## What the exercise asks
Copy out all lines in the data below containing the string "ward".

## Record extracts
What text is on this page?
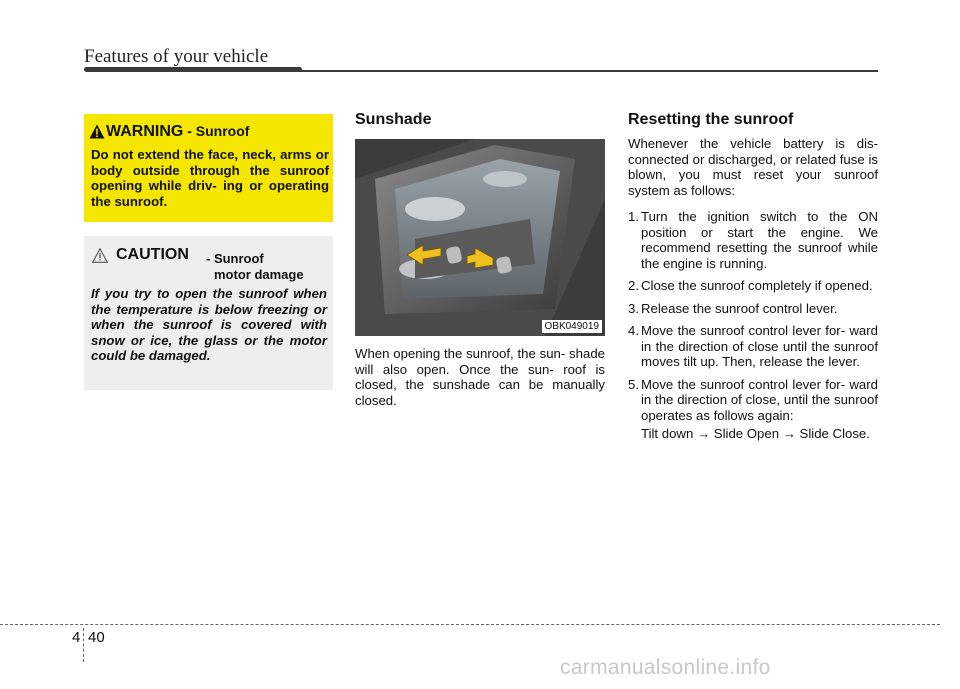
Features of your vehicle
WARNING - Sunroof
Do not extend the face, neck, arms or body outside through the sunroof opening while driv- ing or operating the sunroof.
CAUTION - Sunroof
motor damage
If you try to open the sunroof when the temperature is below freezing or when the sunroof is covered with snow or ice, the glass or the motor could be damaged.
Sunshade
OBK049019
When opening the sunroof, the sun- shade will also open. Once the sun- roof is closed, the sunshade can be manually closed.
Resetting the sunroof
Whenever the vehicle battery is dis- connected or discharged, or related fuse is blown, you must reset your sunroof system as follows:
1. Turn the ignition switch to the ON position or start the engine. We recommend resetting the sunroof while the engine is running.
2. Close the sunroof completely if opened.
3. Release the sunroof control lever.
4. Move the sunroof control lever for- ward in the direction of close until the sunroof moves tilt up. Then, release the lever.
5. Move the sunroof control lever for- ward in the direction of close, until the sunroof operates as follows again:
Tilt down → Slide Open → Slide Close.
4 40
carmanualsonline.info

* * *

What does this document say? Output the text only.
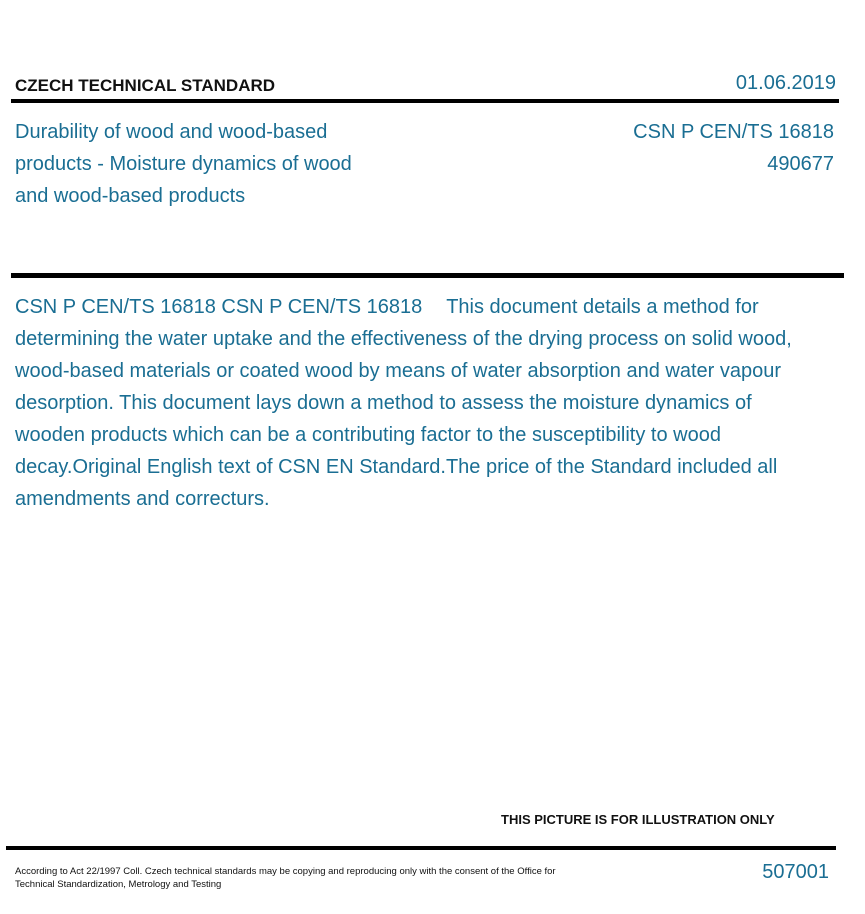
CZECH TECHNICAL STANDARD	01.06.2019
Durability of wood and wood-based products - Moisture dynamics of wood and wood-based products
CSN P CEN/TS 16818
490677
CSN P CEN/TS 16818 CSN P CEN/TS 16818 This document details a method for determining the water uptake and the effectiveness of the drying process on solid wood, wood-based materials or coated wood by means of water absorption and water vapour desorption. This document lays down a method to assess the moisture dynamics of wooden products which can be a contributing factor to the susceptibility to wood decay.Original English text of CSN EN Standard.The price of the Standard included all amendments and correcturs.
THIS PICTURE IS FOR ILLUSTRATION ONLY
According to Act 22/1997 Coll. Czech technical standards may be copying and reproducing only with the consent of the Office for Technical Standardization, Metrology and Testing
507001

---

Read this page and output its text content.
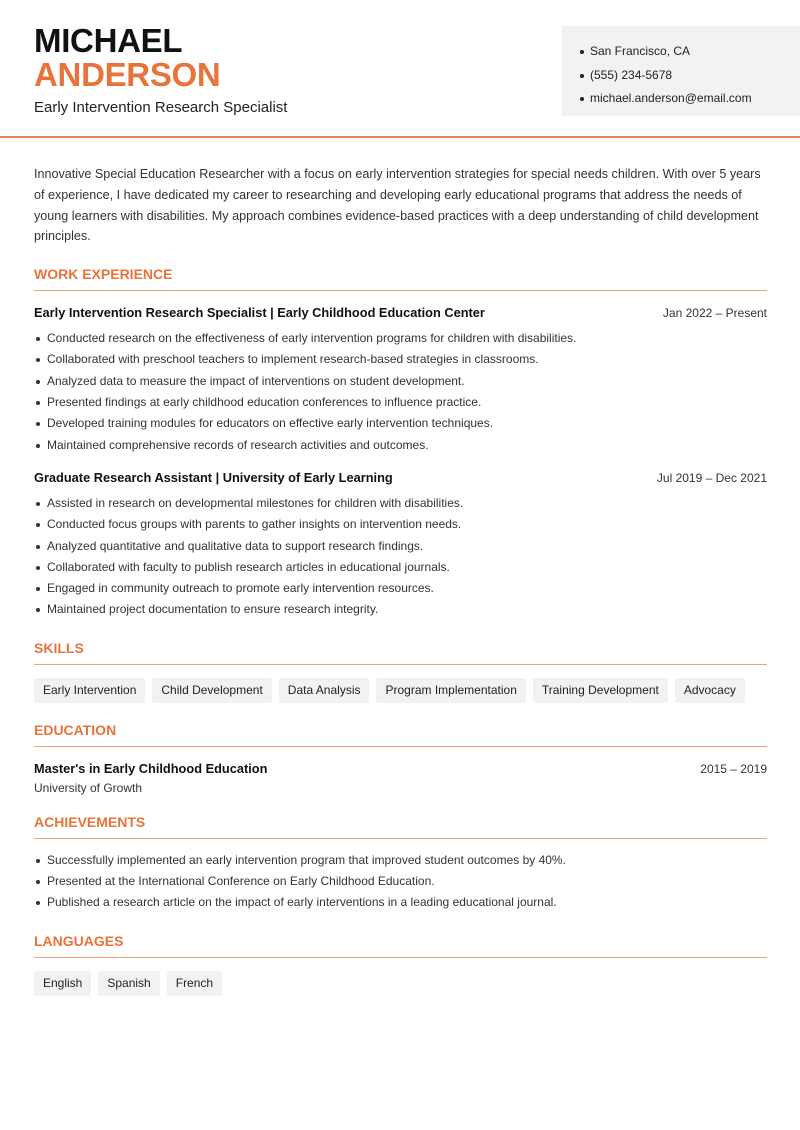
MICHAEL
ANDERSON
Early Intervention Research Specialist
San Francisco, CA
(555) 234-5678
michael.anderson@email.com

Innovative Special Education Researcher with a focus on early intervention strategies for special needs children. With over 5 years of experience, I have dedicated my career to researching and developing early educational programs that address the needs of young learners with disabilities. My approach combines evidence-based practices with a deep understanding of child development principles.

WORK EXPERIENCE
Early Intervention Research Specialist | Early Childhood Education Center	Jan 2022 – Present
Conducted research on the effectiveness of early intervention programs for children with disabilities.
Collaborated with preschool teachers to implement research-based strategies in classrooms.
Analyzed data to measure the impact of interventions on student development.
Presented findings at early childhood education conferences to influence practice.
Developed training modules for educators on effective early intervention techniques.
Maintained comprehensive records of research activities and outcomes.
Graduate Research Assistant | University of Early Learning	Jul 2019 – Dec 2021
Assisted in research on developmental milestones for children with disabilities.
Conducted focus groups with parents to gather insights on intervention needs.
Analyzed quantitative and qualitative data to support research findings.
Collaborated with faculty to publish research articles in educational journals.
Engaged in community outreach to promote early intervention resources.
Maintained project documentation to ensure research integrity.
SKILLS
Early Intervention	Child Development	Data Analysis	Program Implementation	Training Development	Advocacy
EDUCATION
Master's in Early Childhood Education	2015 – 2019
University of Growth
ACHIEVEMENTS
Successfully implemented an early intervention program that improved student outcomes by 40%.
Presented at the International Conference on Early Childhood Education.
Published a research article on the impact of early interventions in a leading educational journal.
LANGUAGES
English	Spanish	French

## Written answer
4. Move the sunroof control lever for- ward in the direction of close until the sunroof moves tilt up. Then, release the lever.
5. Move the sunroof control lever for- ward in the direction of close, until the sunroof operates as follows again:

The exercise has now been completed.